(Records from a collection)
***

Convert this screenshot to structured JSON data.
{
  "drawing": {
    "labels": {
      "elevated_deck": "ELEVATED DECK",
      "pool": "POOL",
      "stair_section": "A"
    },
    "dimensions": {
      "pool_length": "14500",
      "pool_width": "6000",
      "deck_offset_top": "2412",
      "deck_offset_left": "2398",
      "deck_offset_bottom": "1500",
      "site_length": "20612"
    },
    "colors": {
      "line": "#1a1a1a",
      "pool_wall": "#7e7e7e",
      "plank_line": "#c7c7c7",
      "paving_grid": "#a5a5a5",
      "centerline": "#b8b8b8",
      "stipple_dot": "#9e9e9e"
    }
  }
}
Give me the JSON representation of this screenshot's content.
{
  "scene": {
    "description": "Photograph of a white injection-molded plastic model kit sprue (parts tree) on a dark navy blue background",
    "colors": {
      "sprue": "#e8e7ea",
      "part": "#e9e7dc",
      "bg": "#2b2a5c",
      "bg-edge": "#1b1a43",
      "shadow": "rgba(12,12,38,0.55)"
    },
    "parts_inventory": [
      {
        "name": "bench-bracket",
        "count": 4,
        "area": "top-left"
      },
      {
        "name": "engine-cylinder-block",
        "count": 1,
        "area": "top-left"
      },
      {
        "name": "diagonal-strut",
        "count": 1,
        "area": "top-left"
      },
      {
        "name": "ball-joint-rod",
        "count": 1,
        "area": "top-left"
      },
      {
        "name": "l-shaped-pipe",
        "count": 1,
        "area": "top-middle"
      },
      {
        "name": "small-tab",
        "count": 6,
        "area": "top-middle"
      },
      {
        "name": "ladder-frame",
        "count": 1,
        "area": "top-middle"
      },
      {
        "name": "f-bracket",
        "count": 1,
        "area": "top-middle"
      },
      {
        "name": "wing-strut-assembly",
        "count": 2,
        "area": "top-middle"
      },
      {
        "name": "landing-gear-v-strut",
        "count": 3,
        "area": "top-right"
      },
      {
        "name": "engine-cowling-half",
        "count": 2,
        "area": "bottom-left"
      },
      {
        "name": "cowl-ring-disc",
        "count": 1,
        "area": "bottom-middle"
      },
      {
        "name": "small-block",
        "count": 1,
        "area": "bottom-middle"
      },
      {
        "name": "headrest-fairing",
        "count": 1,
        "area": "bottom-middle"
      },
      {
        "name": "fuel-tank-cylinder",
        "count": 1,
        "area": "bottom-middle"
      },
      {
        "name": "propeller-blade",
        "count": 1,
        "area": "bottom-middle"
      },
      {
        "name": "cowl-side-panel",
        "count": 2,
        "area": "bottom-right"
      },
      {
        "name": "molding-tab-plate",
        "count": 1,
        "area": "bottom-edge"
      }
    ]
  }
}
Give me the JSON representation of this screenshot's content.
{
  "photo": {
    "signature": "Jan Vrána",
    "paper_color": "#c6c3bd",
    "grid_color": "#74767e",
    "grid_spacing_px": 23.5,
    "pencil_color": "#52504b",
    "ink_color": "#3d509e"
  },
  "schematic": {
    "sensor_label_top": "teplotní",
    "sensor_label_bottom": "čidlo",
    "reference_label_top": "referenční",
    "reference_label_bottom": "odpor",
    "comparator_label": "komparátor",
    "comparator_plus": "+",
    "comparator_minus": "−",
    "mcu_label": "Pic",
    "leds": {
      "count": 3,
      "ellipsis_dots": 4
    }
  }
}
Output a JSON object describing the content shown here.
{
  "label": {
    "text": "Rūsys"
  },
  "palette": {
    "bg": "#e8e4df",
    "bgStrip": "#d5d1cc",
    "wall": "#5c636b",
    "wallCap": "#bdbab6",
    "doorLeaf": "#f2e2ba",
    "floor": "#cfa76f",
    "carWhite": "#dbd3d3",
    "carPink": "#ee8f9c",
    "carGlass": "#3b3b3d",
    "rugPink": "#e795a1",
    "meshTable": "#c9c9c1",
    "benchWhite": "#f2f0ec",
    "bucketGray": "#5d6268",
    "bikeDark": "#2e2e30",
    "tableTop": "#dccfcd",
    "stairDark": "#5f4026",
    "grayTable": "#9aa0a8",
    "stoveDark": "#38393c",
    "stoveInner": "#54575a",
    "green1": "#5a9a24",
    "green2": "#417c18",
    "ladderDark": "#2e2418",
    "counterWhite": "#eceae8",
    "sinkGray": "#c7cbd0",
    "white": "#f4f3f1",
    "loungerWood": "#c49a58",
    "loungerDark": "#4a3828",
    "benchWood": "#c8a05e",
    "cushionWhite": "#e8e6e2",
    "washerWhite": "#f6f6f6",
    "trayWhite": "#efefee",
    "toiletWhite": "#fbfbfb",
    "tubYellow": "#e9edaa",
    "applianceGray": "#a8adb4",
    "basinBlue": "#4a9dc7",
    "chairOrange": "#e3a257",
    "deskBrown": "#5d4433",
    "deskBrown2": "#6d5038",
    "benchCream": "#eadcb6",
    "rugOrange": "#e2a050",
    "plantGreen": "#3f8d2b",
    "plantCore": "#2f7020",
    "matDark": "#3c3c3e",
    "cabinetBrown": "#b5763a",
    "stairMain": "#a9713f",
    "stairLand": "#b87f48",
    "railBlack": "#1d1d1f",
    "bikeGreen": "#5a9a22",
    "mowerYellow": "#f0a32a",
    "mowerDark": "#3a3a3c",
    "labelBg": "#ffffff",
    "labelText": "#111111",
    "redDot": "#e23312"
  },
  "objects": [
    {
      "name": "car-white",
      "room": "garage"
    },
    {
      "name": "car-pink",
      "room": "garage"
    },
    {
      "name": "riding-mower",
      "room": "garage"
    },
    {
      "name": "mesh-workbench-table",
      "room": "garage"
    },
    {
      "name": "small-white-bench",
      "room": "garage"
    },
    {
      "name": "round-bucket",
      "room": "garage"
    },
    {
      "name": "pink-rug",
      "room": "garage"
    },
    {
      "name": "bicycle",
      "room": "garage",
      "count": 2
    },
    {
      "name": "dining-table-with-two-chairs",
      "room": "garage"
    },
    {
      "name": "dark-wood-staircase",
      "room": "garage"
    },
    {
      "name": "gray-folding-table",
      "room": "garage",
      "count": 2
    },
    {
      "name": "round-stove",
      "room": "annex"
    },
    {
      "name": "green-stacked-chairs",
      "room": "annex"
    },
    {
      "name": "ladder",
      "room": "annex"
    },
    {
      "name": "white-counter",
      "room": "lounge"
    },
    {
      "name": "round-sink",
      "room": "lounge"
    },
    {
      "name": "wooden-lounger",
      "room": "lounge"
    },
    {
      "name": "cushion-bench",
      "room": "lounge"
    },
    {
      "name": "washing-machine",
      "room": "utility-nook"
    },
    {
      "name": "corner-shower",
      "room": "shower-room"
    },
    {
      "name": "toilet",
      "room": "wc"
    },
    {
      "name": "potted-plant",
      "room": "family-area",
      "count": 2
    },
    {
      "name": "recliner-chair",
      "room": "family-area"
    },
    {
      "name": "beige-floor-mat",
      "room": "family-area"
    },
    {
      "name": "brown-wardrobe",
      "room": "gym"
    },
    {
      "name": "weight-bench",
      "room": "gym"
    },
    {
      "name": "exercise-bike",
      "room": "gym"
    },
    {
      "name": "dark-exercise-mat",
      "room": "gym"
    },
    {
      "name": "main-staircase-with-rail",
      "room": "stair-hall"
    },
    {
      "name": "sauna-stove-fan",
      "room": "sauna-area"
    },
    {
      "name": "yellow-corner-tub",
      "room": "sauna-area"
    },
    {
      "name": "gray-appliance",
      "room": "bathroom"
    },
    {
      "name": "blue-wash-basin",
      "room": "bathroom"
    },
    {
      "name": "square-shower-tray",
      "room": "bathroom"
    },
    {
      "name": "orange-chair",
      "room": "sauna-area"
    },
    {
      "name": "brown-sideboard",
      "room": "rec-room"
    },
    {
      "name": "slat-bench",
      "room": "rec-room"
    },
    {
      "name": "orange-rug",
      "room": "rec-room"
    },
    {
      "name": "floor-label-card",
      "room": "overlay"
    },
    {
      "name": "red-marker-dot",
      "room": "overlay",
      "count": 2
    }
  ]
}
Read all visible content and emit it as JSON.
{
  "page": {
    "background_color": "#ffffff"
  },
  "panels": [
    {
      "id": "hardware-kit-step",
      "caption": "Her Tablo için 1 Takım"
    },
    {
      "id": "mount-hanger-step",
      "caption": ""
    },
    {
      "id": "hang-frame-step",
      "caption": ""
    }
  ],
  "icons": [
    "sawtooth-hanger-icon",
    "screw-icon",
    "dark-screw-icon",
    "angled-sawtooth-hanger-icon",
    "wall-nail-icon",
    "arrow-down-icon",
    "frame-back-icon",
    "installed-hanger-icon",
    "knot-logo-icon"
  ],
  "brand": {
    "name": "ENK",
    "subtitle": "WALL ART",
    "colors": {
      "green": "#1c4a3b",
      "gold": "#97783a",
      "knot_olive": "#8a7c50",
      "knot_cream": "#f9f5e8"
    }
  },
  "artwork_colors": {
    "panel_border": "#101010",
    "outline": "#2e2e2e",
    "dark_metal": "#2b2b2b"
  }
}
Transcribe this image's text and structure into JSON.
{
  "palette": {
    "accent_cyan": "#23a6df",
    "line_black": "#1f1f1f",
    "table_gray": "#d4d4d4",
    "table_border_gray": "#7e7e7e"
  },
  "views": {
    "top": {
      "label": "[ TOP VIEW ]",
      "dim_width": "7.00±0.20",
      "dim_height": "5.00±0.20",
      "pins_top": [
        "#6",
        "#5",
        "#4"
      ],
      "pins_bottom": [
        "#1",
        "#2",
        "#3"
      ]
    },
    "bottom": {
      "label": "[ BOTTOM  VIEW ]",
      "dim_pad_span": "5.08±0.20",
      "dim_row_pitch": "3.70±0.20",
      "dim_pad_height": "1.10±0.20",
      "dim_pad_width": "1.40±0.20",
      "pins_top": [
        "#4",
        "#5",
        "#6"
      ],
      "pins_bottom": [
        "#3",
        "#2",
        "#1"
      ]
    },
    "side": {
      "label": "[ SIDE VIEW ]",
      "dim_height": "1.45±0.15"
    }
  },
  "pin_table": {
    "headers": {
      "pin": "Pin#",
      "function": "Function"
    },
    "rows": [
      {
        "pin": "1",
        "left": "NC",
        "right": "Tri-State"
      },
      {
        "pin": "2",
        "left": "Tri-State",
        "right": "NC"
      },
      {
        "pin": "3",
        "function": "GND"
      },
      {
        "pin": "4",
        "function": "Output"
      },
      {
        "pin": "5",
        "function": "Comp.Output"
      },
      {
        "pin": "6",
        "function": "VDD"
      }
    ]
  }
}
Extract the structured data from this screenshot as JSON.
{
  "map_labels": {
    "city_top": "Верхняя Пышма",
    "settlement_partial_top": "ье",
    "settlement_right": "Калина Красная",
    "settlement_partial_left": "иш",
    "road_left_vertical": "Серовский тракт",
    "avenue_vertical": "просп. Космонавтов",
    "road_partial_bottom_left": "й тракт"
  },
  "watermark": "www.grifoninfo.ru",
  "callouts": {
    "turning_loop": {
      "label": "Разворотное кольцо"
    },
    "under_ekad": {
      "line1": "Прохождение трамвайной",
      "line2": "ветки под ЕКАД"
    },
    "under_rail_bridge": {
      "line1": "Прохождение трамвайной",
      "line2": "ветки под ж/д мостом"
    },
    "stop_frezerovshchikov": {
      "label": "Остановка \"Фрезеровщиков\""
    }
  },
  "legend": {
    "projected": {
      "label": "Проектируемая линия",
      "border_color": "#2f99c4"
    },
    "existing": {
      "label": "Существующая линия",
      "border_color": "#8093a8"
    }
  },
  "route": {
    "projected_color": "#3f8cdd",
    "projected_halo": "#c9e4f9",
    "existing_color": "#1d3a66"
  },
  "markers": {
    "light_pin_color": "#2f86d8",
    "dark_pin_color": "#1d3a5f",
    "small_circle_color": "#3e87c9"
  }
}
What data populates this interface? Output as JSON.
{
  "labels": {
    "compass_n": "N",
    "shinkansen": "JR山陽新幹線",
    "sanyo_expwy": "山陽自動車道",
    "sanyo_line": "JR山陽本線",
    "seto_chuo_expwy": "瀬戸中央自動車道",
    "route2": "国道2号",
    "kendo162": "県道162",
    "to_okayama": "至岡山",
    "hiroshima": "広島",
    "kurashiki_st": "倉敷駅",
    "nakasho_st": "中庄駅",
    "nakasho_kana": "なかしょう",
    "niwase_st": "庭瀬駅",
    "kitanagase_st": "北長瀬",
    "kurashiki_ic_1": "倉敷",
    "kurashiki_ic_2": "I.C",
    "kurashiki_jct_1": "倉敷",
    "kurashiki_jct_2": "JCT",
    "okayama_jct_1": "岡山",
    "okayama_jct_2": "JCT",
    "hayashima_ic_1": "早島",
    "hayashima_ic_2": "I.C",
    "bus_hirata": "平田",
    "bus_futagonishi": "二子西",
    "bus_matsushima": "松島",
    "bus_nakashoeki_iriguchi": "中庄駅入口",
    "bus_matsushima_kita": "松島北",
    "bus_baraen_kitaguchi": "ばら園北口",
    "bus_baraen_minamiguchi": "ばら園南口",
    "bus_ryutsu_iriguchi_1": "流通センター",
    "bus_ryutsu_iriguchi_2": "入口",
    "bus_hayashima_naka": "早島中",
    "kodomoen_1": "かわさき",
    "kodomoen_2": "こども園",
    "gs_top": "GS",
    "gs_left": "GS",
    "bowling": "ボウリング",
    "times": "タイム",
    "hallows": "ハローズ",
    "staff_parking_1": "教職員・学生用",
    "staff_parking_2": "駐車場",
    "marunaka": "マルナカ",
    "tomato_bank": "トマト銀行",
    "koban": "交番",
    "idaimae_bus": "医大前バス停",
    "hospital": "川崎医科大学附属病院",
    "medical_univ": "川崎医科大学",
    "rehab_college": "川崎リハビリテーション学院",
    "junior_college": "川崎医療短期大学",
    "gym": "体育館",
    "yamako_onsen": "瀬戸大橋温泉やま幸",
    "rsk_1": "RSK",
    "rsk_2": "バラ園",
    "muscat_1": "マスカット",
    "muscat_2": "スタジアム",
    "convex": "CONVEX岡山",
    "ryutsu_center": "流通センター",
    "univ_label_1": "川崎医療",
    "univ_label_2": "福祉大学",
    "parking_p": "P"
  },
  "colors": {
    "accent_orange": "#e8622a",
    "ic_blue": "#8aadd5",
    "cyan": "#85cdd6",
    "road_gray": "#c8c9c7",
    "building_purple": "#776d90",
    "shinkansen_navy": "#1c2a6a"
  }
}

***

Objective ▸ Above is a listing; report how many of its lines include the word "sprue", giving the number only.

Complete response ▸ 2